Reproduce the listing below exactly, minus its pictures.

## begin Given data

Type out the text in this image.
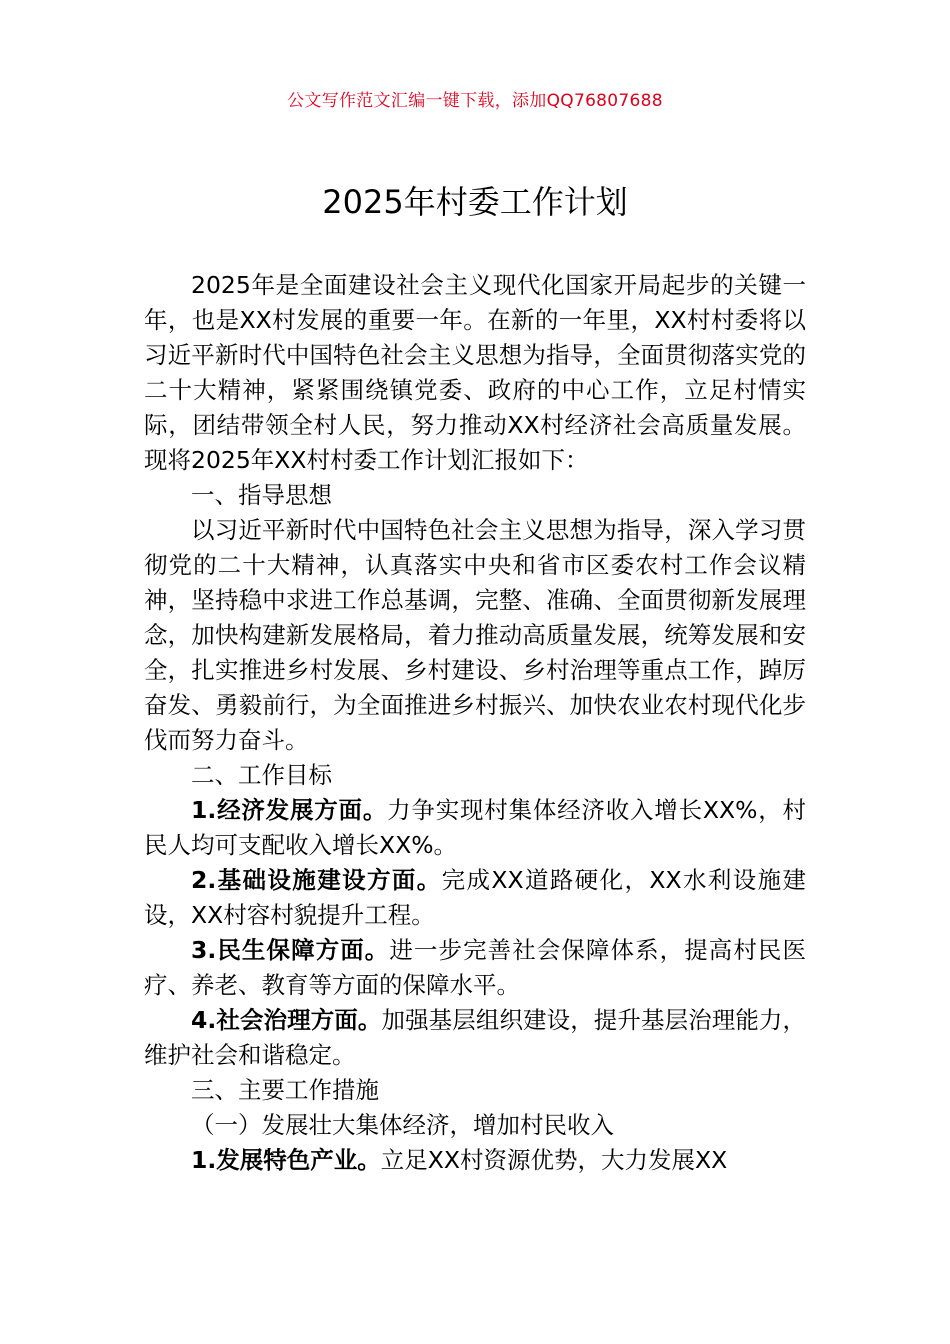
公文写作范文汇编一键下载，添加QQ76807688
2025年村委工作计划

2025年是全面建设社会主义现代化国家开局起步的关键一年，也是XX村发展的重要一年。在新的一年里，XX村村委将以习近平新时代中国特色社会主义思想为指导，全面贯彻落实党的二十大精神，紧紧围绕镇党委、政府的中心工作，立足村情实际，团结带领全村人民，努力推动XX村经济社会高质量发展。现将2025年XX村村委工作计划汇报如下：

一、指导思想

以习近平新时代中国特色社会主义思想为指导，深入学习贯彻党的二十大精神，认真落实中央和省市区委农村工作会议精神，坚持稳中求进工作总基调，完整、准确、全面贯彻新发展理念，加快构建新发展格局，着力推动高质量发展，统筹发展和安全，扎实推进乡村发展、乡村建设、乡村治理等重点工作，踔厉奋发、勇毅前行，为全面推进乡村振兴、加快农业农村现代化步伐而努力奋斗。

二、工作目标

1.经济发展方面。力争实现村集体经济收入增长XX%，村民人均可支配收入增长XX%。

2.基础设施建设方面。完成XX道路硬化，XX水利设施建设，XX村容村貌提升工程。

3.民生保障方面。进一步完善社会保障体系，提高村民医疗、养老、教育等方面的保障水平。

4.社会治理方面。加强基层组织建设，提升基层治理能力，维护社会和谐稳定。

三、主要工作措施

（一）发展壮大集体经济，增加村民收入

1.发展特色产业。立足XX村资源优势，大力发展XX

## end Given data

• _Reply_:
Type out the text in this image.
公文写作范文汇编一键下载，添加QQ76807688
2025年村委工作计划

2025年是全面建设社会主义现代化国家开局起步的关键一年，也是XX村发展的重要一年。在新的一年里，XX村村委将以习近平新时代中国特色社会主义思想为指导，全面贯彻落实党的二十大精神，紧紧围绕镇党委、政府的中心工作，立足村情实际，团结带领全村人民，努力推动XX村经济社会高质量发展。现将2025年XX村村委工作计划汇报如下：

一、指导思想

以习近平新时代中国特色社会主义思想为指导，深入学习贯彻党的二十大精神，认真落实中央和省市区委农村工作会议精神，坚持稳中求进工作总基调，完整、准确、全面贯彻新发展理念，加快构建新发展格局，着力推动高质量发展，统筹发展和安全，扎实推进乡村发展、乡村建设、乡村治理等重点工作，踔厉奋发、勇毅前行，为全面推进乡村振兴、加快农业农村现代化步伐而努力奋斗。

二、工作目标

1.经济发展方面。力争实现村集体经济收入增长XX%，村民人均可支配收入增长XX%。

2.基础设施建设方面。完成XX道路硬化，XX水利设施建设，XX村容村貌提升工程。

3.民生保障方面。进一步完善社会保障体系，提高村民医疗、养老、教育等方面的保障水平。

4.社会治理方面。加强基层组织建设，提升基层治理能力，维护社会和谐稳定。

三、主要工作措施

（一）发展壮大集体经济，增加村民收入

1.发展特色产业。立足XX村资源优势，大力发展XX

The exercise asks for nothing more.